--- begin Supplied data ---

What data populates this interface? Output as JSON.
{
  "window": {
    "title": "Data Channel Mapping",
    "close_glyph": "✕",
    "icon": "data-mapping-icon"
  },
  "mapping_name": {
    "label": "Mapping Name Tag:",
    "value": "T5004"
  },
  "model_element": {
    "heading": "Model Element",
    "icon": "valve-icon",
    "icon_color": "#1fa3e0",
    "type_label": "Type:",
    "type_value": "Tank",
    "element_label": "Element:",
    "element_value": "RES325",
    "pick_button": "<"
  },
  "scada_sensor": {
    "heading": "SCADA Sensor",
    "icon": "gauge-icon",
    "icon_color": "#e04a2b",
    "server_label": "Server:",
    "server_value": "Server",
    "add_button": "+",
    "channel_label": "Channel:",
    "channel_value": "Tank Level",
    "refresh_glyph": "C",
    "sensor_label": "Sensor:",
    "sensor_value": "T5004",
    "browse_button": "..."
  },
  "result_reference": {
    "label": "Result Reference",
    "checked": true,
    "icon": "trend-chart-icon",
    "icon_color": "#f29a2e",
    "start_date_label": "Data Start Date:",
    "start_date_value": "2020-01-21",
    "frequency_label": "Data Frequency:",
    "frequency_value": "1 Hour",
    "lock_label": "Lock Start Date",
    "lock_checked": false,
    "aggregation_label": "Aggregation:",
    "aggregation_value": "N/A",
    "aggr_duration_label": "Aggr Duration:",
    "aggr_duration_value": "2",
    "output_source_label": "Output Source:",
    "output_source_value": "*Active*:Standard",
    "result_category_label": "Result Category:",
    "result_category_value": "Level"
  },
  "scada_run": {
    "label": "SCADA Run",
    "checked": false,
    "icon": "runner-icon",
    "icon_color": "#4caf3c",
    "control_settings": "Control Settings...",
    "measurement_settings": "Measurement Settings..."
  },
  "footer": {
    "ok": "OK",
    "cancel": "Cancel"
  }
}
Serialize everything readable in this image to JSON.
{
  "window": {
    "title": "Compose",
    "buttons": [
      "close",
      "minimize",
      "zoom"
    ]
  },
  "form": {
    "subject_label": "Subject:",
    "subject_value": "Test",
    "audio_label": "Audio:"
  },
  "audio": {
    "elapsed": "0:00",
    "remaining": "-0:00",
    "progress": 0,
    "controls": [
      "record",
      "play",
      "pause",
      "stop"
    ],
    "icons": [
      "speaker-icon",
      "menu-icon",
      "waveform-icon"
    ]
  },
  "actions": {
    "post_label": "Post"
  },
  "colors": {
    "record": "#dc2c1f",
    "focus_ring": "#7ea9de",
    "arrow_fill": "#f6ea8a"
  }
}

--- end Supplied data ---

Problem to solve:
Reproduce the data in full, exactly as presented.

Correct answer:
What data populates this interface? Output as JSON.
{
  "window": {
    "title": "Data Channel Mapping",
    "close_glyph": "✕",
    "icon": "data-mapping-icon"
  },
  "mapping_name": {
    "label": "Mapping Name Tag:",
    "value": "T5004"
  },
  "model_element": {
    "heading": "Model Element",
    "icon": "valve-icon",
    "icon_color": "#1fa3e0",
    "type_label": "Type:",
    "type_value": "Tank",
    "element_label": "Element:",
    "element_value": "RES325",
    "pick_button": "<"
  },
  "scada_sensor": {
    "heading": "SCADA Sensor",
    "icon": "gauge-icon",
    "icon_color": "#e04a2b",
    "server_label": "Server:",
    "server_value": "Server",
    "add_button": "+",
    "channel_label": "Channel:",
    "channel_value": "Tank Level",
    "refresh_glyph": "C",
    "sensor_label": "Sensor:",
    "sensor_value": "T5004",
    "browse_button": "..."
  },
  "result_reference": {
    "label": "Result Reference",
    "checked": true,
    "icon": "trend-chart-icon",
    "icon_color": "#f29a2e",
    "start_date_label": "Data Start Date:",
    "start_date_value": "2020-01-21",
    "frequency_label": "Data Frequency:",
    "frequency_value": "1 Hour",
    "lock_label": "Lock Start Date",
    "lock_checked": false,
    "aggregation_label": "Aggregation:",
    "aggregation_value": "N/A",
    "aggr_duration_label": "Aggr Duration:",
    "aggr_duration_value": "2",
    "output_source_label": "Output Source:",
    "output_source_value": "*Active*:Standard",
    "result_category_label": "Result Category:",
    "result_category_value": "Level"
  },
  "scada_run": {
    "label": "SCADA Run",
    "checked": false,
    "icon": "runner-icon",
    "icon_color": "#4caf3c",
    "control_settings": "Control Settings...",
    "measurement_settings": "Measurement Settings..."
  },
  "footer": {
    "ok": "OK",
    "cancel": "Cancel"
  }
}
Serialize everything readable in this image to JSON.
{
  "window": {
    "title": "Compose",
    "buttons": [
      "close",
      "minimize",
      "zoom"
    ]
  },
  "form": {
    "subject_label": "Subject:",
    "subject_value": "Test",
    "audio_label": "Audio:"
  },
  "audio": {
    "elapsed": "0:00",
    "remaining": "-0:00",
    "progress": 0,
    "controls": [
      "record",
      "play",
      "pause",
      "stop"
    ],
    "icons": [
      "speaker-icon",
      "menu-icon",
      "waveform-icon"
    ]
  },
  "actions": {
    "post_label": "Post"
  },
  "colors": {
    "record": "#dc2c1f",
    "focus_ring": "#7ea9de",
    "arrow_fill": "#f6ea8a"
  }
}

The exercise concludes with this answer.